The problem: Filter the records below down to lines containing "Domain".

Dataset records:

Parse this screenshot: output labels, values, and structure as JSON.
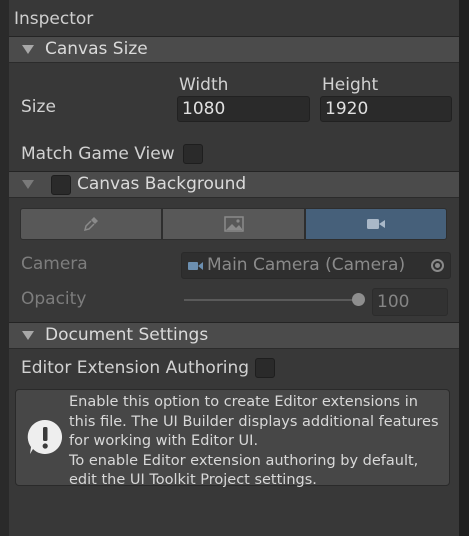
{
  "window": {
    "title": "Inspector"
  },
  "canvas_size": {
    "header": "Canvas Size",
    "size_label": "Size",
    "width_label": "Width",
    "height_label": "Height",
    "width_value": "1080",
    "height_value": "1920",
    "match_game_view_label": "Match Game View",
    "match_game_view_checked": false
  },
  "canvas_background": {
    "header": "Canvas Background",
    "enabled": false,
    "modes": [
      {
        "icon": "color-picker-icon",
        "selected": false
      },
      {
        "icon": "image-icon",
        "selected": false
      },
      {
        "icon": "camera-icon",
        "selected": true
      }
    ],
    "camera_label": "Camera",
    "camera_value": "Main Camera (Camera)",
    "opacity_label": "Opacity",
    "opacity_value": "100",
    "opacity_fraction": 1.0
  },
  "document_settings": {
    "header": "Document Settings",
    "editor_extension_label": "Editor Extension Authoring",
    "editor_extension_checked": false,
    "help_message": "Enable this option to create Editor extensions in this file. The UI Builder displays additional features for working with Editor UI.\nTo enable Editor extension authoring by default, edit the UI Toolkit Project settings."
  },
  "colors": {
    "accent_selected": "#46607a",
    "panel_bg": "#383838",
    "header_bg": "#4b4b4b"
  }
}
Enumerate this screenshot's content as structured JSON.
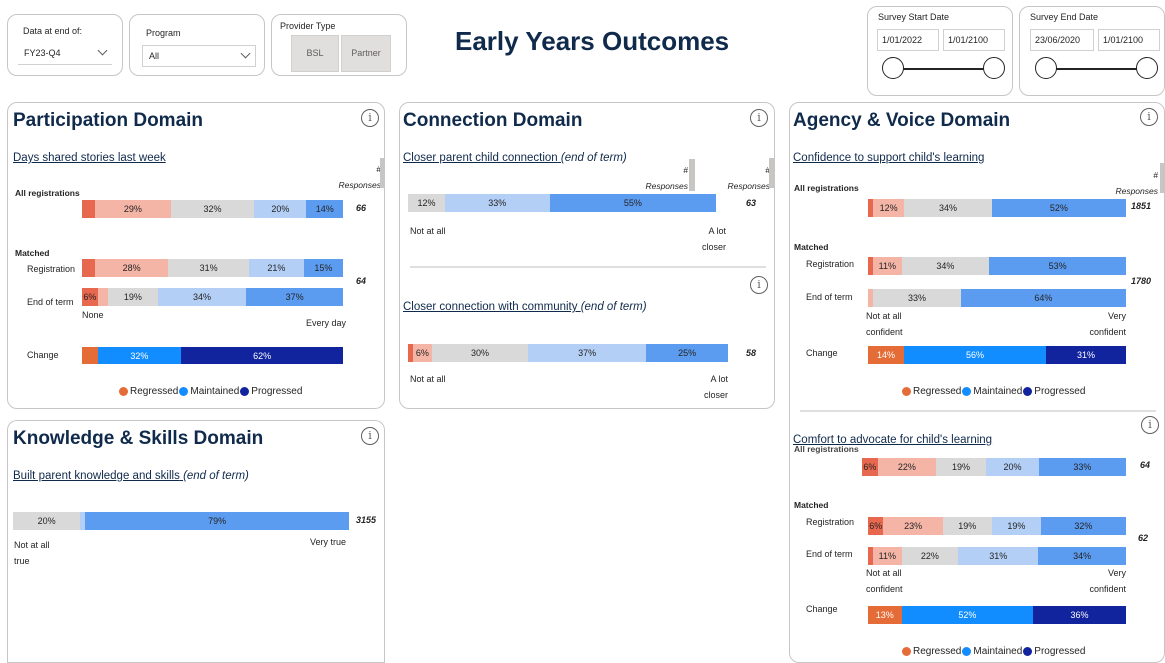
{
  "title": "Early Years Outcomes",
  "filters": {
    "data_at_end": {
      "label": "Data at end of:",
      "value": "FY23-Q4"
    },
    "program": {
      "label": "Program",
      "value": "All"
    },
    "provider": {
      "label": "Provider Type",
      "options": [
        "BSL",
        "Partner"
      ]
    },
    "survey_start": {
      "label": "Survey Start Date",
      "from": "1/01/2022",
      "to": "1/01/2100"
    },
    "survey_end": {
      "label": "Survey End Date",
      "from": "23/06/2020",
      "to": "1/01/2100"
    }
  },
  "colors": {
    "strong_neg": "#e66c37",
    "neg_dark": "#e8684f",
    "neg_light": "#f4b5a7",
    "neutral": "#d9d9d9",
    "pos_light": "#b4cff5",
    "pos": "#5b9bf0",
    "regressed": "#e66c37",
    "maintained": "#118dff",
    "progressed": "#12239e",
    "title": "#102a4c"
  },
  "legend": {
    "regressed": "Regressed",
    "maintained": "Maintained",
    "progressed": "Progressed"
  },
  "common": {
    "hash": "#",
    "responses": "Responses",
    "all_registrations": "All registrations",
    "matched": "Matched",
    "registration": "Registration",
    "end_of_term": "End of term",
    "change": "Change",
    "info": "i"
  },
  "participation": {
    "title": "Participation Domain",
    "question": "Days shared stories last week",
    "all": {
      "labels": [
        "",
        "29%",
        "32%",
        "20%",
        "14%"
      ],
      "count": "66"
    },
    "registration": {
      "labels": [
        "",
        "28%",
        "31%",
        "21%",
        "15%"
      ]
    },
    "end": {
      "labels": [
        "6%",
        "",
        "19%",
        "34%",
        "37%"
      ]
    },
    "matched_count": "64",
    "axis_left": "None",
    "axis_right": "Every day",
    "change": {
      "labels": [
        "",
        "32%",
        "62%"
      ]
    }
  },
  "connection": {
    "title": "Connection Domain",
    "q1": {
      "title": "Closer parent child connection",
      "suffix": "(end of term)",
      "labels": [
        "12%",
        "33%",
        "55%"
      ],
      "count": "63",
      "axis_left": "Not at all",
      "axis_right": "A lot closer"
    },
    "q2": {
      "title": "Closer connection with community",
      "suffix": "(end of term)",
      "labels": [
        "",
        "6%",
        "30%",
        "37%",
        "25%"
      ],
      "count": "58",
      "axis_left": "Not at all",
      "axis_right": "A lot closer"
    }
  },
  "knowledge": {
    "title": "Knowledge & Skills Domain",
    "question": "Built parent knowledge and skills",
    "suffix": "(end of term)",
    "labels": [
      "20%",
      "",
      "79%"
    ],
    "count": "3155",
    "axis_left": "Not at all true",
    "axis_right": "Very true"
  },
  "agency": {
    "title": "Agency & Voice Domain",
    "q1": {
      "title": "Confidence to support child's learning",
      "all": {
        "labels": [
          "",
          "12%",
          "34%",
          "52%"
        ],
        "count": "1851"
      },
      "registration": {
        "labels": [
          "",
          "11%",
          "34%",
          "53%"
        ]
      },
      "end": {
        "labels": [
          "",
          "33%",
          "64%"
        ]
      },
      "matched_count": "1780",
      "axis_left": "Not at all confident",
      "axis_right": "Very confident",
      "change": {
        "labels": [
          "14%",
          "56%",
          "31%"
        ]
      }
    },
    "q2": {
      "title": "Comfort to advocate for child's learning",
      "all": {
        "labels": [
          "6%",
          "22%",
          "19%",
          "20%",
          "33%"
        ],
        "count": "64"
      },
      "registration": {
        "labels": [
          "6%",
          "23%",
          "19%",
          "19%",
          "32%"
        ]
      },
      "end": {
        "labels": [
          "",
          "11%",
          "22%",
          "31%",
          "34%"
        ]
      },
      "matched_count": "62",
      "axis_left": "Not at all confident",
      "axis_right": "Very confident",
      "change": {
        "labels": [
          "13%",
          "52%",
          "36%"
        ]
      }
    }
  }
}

==

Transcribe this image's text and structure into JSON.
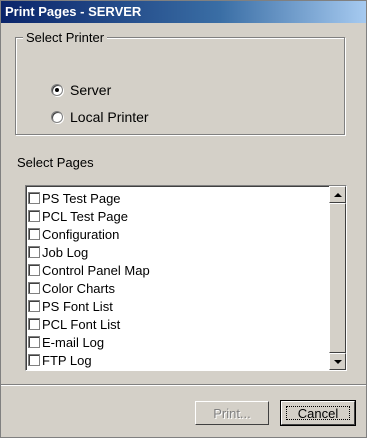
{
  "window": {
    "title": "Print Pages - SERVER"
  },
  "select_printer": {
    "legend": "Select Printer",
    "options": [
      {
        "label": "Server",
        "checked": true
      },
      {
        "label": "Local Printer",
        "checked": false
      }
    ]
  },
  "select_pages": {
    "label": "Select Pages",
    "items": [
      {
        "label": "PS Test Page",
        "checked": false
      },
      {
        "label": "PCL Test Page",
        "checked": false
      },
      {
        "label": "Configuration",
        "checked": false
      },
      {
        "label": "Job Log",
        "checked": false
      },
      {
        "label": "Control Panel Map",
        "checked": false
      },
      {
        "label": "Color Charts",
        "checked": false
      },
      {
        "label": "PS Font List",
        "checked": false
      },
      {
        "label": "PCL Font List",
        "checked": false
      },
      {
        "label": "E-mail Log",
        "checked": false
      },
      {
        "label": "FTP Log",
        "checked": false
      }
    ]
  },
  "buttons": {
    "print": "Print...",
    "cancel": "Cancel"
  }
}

Answer to this problem:
    "title": "Participation Domain",
    "title": "Connection Domain",
    "title": "Knowledge & Skills Domain",
    "title": "Agency & Voice Domain",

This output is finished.